Stored items
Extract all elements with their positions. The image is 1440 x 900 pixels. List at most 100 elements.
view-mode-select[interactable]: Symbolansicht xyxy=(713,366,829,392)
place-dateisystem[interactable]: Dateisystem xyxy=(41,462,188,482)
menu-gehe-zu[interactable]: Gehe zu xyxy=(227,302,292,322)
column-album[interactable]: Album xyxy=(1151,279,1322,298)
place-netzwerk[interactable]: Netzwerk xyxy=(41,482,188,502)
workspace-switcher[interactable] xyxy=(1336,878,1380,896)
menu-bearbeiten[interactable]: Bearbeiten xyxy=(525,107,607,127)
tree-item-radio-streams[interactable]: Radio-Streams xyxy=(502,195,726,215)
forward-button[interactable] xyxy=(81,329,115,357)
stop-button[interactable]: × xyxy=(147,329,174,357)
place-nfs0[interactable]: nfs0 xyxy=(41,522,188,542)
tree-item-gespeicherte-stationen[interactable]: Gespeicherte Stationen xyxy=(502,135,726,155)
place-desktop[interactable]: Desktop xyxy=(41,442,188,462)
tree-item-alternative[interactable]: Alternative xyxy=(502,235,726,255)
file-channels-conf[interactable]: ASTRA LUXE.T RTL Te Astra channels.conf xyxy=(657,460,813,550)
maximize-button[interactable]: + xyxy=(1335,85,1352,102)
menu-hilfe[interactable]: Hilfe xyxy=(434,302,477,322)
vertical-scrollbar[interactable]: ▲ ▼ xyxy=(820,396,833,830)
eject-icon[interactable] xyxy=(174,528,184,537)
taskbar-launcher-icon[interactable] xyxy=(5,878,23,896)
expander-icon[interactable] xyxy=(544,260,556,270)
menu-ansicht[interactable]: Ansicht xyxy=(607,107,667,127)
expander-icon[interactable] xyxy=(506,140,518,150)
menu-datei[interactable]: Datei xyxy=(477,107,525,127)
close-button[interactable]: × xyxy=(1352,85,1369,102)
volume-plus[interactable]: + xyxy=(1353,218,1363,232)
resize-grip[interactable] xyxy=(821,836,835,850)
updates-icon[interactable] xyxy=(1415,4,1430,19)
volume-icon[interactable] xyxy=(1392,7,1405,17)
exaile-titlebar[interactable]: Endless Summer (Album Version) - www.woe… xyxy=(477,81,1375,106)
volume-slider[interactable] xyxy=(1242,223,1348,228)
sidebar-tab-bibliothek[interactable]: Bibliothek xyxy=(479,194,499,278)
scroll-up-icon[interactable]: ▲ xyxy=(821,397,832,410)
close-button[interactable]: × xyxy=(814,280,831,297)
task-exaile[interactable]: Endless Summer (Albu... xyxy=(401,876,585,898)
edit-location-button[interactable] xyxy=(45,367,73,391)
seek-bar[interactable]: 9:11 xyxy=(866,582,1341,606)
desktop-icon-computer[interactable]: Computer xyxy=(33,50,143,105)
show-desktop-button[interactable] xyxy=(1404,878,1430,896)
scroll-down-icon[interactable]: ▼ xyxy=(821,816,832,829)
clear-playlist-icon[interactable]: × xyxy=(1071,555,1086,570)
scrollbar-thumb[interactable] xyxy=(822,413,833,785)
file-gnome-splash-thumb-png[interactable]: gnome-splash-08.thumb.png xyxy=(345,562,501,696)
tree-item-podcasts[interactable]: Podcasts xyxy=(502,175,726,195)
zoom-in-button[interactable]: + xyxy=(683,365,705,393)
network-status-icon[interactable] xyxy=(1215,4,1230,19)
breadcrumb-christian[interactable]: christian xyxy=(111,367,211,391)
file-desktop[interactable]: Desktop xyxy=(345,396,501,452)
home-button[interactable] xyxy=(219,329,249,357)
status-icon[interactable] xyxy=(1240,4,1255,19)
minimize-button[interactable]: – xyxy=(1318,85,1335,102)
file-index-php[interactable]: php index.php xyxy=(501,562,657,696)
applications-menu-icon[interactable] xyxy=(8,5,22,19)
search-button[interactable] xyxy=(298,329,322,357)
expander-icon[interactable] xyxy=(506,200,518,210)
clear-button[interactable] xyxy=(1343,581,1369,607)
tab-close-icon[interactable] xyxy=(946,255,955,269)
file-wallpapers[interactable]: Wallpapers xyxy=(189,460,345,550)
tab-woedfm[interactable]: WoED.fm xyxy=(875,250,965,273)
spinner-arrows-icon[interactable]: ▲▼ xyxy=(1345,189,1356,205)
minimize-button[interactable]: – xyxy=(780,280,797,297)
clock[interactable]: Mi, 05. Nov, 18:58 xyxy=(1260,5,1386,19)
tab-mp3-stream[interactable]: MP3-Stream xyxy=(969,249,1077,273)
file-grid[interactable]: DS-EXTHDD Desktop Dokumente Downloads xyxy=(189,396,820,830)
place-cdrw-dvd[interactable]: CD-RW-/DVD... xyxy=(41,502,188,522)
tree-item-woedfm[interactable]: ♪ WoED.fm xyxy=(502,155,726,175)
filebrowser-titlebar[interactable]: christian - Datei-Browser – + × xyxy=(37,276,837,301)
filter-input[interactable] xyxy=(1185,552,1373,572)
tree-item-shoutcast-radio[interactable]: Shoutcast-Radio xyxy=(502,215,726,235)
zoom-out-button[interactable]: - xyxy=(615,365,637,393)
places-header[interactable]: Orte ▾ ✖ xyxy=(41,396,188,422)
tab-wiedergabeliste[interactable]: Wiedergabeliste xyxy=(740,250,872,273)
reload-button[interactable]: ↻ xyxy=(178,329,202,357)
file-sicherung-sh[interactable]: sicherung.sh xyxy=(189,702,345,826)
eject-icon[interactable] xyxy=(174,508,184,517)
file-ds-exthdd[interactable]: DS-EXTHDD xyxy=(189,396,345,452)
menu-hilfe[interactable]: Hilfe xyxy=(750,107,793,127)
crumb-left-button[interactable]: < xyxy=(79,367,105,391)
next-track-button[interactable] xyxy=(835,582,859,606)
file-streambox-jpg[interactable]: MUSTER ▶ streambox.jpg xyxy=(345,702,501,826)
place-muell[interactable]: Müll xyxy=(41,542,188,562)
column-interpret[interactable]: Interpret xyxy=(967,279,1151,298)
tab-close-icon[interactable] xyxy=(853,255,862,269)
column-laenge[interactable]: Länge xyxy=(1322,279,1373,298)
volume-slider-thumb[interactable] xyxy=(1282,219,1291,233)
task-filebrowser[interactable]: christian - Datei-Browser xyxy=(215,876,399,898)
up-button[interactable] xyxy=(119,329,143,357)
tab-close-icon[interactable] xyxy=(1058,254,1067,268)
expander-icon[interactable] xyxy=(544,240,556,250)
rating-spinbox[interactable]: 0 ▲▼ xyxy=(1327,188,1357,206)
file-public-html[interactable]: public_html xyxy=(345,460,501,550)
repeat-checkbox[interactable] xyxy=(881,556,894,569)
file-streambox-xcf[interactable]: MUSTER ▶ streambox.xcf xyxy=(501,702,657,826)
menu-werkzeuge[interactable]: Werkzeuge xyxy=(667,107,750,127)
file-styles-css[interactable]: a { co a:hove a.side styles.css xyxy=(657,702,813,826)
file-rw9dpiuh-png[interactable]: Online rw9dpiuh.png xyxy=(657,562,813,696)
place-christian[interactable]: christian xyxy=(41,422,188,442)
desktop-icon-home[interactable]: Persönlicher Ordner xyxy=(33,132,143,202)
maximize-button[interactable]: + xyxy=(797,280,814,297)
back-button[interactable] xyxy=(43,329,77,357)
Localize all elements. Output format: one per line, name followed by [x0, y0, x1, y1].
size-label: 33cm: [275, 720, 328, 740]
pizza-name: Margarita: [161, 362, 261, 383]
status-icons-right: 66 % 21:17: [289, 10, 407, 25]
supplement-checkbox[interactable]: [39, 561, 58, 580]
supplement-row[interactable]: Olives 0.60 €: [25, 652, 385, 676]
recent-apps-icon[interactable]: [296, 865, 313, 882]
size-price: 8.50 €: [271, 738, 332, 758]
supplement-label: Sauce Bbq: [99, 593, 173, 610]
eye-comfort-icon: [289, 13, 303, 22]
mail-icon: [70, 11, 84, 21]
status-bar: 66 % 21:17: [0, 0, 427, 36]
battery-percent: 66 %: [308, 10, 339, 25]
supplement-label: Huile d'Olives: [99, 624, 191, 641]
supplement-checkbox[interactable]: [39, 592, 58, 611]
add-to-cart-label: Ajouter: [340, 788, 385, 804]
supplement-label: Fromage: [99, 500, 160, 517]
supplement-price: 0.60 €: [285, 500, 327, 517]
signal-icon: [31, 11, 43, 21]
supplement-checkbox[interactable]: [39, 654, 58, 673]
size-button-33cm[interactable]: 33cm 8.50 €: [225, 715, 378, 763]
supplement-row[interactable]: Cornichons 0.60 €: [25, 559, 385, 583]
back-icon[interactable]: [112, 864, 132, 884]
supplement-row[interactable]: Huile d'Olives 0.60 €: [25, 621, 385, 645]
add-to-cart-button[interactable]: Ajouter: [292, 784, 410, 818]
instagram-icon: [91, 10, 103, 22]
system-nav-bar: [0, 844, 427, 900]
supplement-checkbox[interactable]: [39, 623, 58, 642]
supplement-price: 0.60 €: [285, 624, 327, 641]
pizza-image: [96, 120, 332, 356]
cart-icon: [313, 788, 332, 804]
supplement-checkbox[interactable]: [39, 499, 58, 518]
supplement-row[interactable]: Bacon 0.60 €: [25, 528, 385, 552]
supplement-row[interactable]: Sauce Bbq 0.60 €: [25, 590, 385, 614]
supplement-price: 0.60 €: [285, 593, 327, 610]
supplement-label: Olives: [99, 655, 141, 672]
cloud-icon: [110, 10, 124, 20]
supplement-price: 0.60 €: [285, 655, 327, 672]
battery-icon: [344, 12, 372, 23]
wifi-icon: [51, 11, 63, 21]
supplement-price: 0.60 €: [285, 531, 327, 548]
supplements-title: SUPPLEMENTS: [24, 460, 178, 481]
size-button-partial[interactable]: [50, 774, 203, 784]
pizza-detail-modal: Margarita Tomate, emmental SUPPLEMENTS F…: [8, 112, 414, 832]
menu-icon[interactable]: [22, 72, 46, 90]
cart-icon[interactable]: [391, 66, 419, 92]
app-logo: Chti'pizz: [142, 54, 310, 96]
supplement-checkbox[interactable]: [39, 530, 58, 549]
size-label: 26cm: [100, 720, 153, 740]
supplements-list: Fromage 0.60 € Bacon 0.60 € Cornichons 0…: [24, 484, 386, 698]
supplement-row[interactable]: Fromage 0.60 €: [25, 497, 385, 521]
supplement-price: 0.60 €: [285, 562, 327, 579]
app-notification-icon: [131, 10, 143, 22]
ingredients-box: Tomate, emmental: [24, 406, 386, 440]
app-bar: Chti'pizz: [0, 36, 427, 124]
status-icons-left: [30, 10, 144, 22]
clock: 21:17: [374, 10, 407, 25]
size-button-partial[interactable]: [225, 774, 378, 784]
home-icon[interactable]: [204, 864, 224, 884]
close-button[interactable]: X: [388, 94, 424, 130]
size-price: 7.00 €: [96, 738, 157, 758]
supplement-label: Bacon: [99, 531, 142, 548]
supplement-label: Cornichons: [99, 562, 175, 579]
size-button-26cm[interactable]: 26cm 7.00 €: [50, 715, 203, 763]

* **EXERCISE DESCRIPTION**:
Starting with the first line of the stored items and going on through the line with "menu-ansicht[interactable]: Ansicht xyxy=(607,107,667,127)", write those lines again with "Symbolansicht" replaced by "Listenansicht". Leave everything else unchanged.

* **EXERCISE RESPONSE**:
Extract all elements with their positions. The image is 1440 x 900 pixels. List at most 100 elements.
view-mode-select[interactable]: Listenansicht xyxy=(713,366,829,392)
place-dateisystem[interactable]: Dateisystem xyxy=(41,462,188,482)
menu-gehe-zu[interactable]: Gehe zu xyxy=(227,302,292,322)
column-album[interactable]: Album xyxy=(1151,279,1322,298)
place-netzwerk[interactable]: Netzwerk xyxy=(41,482,188,502)
workspace-switcher[interactable] xyxy=(1336,878,1380,896)
menu-bearbeiten[interactable]: Bearbeiten xyxy=(525,107,607,127)
tree-item-radio-streams[interactable]: Radio-Streams xyxy=(502,195,726,215)
forward-button[interactable] xyxy=(81,329,115,357)
stop-button[interactable]: × xyxy=(147,329,174,357)
place-nfs0[interactable]: nfs0 xyxy=(41,522,188,542)
tree-item-gespeicherte-stationen[interactable]: Gespeicherte Stationen xyxy=(502,135,726,155)
place-desktop[interactable]: Desktop xyxy=(41,442,188,462)
tree-item-alternative[interactable]: Alternative xyxy=(502,235,726,255)
file-channels-conf[interactable]: ASTRA LUXE.T RTL Te Astra channels.conf xyxy=(657,460,813,550)
maximize-button[interactable]: + xyxy=(1335,85,1352,102)
menu-hilfe[interactable]: Hilfe xyxy=(434,302,477,322)
vertical-scrollbar[interactable]: ▲ ▼ xyxy=(820,396,833,830)
eject-icon[interactable] xyxy=(174,528,184,537)
taskbar-launcher-icon[interactable] xyxy=(5,878,23,896)
expander-icon[interactable] xyxy=(544,260,556,270)
menu-ansicht[interactable]: Ansicht xyxy=(607,107,667,127)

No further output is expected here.